Extracted entries:
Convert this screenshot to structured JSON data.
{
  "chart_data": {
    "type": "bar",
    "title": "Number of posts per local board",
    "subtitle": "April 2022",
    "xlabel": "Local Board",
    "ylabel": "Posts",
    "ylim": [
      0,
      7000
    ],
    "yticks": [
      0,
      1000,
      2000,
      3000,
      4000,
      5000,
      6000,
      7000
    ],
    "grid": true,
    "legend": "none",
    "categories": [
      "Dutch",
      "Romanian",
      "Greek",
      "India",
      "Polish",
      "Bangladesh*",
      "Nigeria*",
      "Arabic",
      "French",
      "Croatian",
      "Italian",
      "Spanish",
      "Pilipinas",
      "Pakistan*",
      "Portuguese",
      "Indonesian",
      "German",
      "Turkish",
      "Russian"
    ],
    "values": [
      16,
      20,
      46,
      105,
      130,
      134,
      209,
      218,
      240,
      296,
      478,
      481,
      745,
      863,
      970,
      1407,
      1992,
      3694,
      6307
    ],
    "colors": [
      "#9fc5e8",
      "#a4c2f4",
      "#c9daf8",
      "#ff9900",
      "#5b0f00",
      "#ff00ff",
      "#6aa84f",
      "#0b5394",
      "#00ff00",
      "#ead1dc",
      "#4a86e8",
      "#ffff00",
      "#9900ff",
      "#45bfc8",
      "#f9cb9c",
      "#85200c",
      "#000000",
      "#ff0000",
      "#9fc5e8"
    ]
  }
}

To do: Repeat the material from above exactly, word for word.

Correct answer:
Convert this screenshot to structured JSON data.
{
  "chart_data": {
    "type": "bar",
    "title": "Number of posts per local board",
    "subtitle": "April 2022",
    "xlabel": "Local Board",
    "ylabel": "Posts",
    "ylim": [
      0,
      7000
    ],
    "yticks": [
      0,
      1000,
      2000,
      3000,
      4000,
      5000,
      6000,
      7000
    ],
    "grid": true,
    "legend": "none",
    "categories": [
      "Dutch",
      "Romanian",
      "Greek",
      "India",
      "Polish",
      "Bangladesh*",
      "Nigeria*",
      "Arabic",
      "French",
      "Croatian",
      "Italian",
      "Spanish",
      "Pilipinas",
      "Pakistan*",
      "Portuguese",
      "Indonesian",
      "German",
      "Turkish",
      "Russian"
    ],
    "values": [
      16,
      20,
      46,
      105,
      130,
      134,
      209,
      218,
      240,
      296,
      478,
      481,
      745,
      863,
      970,
      1407,
      1992,
      3694,
      6307
    ],
    "colors": [
      "#9fc5e8",
      "#a4c2f4",
      "#c9daf8",
      "#ff9900",
      "#5b0f00",
      "#ff00ff",
      "#6aa84f",
      "#0b5394",
      "#00ff00",
      "#ead1dc",
      "#4a86e8",
      "#ffff00",
      "#9900ff",
      "#45bfc8",
      "#f9cb9c",
      "#85200c",
      "#000000",
      "#ff0000",
      "#9fc5e8"
    ]
  }
}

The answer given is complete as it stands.